Exercise details
Spot every line with the word "денежных" and return it.

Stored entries
<<<<

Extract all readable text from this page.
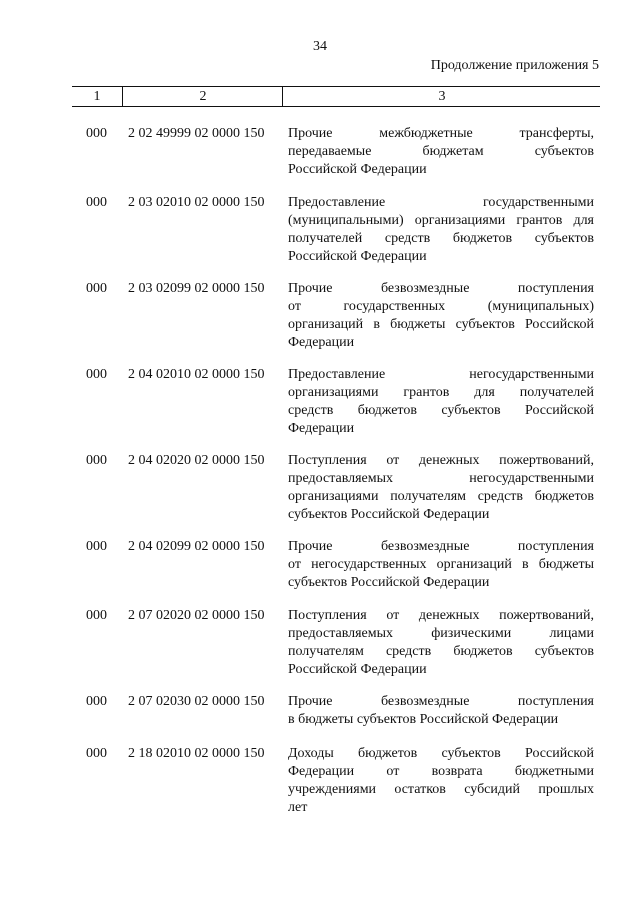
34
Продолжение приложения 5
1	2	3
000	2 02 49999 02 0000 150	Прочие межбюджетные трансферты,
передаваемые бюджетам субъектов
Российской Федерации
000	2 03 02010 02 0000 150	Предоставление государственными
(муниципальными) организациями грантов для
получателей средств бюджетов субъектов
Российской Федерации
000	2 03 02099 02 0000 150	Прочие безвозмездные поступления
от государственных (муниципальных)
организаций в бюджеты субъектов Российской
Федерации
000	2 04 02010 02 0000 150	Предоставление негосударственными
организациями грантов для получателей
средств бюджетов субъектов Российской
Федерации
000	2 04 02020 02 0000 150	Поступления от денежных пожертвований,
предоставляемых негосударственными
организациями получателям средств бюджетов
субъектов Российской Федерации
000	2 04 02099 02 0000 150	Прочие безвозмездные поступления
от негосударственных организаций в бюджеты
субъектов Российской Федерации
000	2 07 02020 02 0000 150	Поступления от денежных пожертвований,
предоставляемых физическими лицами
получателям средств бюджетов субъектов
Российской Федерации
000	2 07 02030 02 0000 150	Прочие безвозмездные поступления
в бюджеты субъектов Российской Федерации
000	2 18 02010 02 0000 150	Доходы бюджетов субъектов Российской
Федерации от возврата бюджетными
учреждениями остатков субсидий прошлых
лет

>>>>

Completed exercise
000	2 04 02020 02 0000 150	Поступления от денежных пожертвований,
000	2 07 02020 02 0000 150	Поступления от денежных пожертвований,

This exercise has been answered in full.